─── DATA EXCERPTS ───

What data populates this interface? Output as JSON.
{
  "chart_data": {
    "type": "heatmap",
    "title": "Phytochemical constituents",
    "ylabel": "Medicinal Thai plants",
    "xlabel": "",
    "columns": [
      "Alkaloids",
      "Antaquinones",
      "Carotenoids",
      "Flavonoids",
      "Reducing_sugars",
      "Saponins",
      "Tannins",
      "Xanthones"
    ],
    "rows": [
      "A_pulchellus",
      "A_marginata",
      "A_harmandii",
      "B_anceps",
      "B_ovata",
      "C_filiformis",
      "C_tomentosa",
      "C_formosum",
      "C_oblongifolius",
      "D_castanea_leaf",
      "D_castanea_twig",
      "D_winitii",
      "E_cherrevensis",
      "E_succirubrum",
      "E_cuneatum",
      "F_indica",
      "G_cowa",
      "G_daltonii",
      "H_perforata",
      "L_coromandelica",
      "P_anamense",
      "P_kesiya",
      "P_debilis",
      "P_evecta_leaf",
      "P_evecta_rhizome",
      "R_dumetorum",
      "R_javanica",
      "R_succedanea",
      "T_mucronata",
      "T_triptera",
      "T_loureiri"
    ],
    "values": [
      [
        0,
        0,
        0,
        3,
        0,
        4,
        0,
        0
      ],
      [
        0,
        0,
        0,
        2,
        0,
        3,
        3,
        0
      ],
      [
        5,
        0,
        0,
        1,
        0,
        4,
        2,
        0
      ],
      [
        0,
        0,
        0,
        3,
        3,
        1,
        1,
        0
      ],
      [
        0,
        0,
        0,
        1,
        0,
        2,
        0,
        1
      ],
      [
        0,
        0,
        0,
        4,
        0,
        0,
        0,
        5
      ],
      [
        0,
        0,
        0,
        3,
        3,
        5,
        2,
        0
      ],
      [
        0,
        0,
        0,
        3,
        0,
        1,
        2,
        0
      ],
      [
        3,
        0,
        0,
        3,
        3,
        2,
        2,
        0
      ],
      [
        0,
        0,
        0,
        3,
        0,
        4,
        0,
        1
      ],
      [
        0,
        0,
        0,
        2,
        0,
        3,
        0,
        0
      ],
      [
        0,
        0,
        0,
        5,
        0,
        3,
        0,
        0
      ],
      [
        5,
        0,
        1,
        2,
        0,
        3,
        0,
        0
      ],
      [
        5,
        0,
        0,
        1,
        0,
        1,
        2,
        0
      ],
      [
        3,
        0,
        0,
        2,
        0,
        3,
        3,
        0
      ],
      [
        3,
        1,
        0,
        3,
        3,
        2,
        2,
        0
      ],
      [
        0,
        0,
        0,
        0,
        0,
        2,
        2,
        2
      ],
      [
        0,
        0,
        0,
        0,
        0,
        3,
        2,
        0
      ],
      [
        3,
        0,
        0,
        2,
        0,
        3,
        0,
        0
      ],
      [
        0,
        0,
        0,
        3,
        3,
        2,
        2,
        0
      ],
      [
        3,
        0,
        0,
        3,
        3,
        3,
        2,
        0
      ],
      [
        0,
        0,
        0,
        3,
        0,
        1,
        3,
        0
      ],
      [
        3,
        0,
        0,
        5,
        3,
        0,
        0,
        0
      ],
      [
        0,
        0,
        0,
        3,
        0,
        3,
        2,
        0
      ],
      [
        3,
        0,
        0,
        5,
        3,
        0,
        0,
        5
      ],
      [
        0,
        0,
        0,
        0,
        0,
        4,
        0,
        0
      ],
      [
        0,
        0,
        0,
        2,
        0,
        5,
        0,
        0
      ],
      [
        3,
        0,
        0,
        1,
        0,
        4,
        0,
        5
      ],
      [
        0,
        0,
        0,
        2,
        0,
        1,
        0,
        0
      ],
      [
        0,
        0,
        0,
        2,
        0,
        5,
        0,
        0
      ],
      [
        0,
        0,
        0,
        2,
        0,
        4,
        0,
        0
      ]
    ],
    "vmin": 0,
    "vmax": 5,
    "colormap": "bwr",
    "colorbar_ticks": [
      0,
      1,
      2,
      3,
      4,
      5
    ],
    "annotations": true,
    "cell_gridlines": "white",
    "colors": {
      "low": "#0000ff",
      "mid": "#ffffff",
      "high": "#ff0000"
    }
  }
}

───

__YOUR GOAL__: The records above should be returned exactly.

__THE RESPONSE__:
What data populates this interface? Output as JSON.
{
  "chart_data": {
    "type": "heatmap",
    "title": "Phytochemical constituents",
    "ylabel": "Medicinal Thai plants",
    "xlabel": "",
    "columns": [
      "Alkaloids",
      "Antaquinones",
      "Carotenoids",
      "Flavonoids",
      "Reducing_sugars",
      "Saponins",
      "Tannins",
      "Xanthones"
    ],
    "rows": [
      "A_pulchellus",
      "A_marginata",
      "A_harmandii",
      "B_anceps",
      "B_ovata",
      "C_filiformis",
      "C_tomentosa",
      "C_formosum",
      "C_oblongifolius",
      "D_castanea_leaf",
      "D_castanea_twig",
      "D_winitii",
      "E_cherrevensis",
      "E_succirubrum",
      "E_cuneatum",
      "F_indica",
      "G_cowa",
      "G_daltonii",
      "H_perforata",
      "L_coromandelica",
      "P_anamense",
      "P_kesiya",
      "P_debilis",
      "P_evecta_leaf",
      "P_evecta_rhizome",
      "R_dumetorum",
      "R_javanica",
      "R_succedanea",
      "T_mucronata",
      "T_triptera",
      "T_loureiri"
    ],
    "values": [
      [
        0,
        0,
        0,
        3,
        0,
        4,
        0,
        0
      ],
      [
        0,
        0,
        0,
        2,
        0,
        3,
        3,
        0
      ],
      [
        5,
        0,
        0,
        1,
        0,
        4,
        2,
        0
      ],
      [
        0,
        0,
        0,
        3,
        3,
        1,
        1,
        0
      ],
      [
        0,
        0,
        0,
        1,
        0,
        2,
        0,
        1
      ],
      [
        0,
        0,
        0,
        4,
        0,
        0,
        0,
        5
      ],
      [
        0,
        0,
        0,
        3,
        3,
        5,
        2,
        0
      ],
      [
        0,
        0,
        0,
        3,
        0,
        1,
        2,
        0
      ],
      [
        3,
        0,
        0,
        3,
        3,
        2,
        2,
        0
      ],
      [
        0,
        0,
        0,
        3,
        0,
        4,
        0,
        1
      ],
      [
        0,
        0,
        0,
        2,
        0,
        3,
        0,
        0
      ],
      [
        0,
        0,
        0,
        5,
        0,
        3,
        0,
        0
      ],
      [
        5,
        0,
        1,
        2,
        0,
        3,
        0,
        0
      ],
      [
        5,
        0,
        0,
        1,
        0,
        1,
        2,
        0
      ],
      [
        3,
        0,
        0,
        2,
        0,
        3,
        3,
        0
      ],
      [
        3,
        1,
        0,
        3,
        3,
        2,
        2,
        0
      ],
      [
        0,
        0,
        0,
        0,
        0,
        2,
        2,
        2
      ],
      [
        0,
        0,
        0,
        0,
        0,
        3,
        2,
        0
      ],
      [
        3,
        0,
        0,
        2,
        0,
        3,
        0,
        0
      ],
      [
        0,
        0,
        0,
        3,
        3,
        2,
        2,
        0
      ],
      [
        3,
        0,
        0,
        3,
        3,
        3,
        2,
        0
      ],
      [
        0,
        0,
        0,
        3,
        0,
        1,
        3,
        0
      ],
      [
        3,
        0,
        0,
        5,
        3,
        0,
        0,
        0
      ],
      [
        0,
        0,
        0,
        3,
        0,
        3,
        2,
        0
      ],
      [
        3,
        0,
        0,
        5,
        3,
        0,
        0,
        5
      ],
      [
        0,
        0,
        0,
        0,
        0,
        4,
        0,
        0
      ],
      [
        0,
        0,
        0,
        2,
        0,
        5,
        0,
        0
      ],
      [
        3,
        0,
        0,
        1,
        0,
        4,
        0,
        5
      ],
      [
        0,
        0,
        0,
        2,
        0,
        1,
        0,
        0
      ],
      [
        0,
        0,
        0,
        2,
        0,
        5,
        0,
        0
      ],
      [
        0,
        0,
        0,
        2,
        0,
        4,
        0,
        0
      ]
    ],
    "vmin": 0,
    "vmax": 5,
    "colormap": "bwr",
    "colorbar_ticks": [
      0,
      1,
      2,
      3,
      4,
      5
    ],
    "annotations": true,
    "cell_gridlines": "white",
    "colors": {
      "low": "#0000ff",
      "mid": "#ffffff",
      "high": "#ff0000"
    }
  }
}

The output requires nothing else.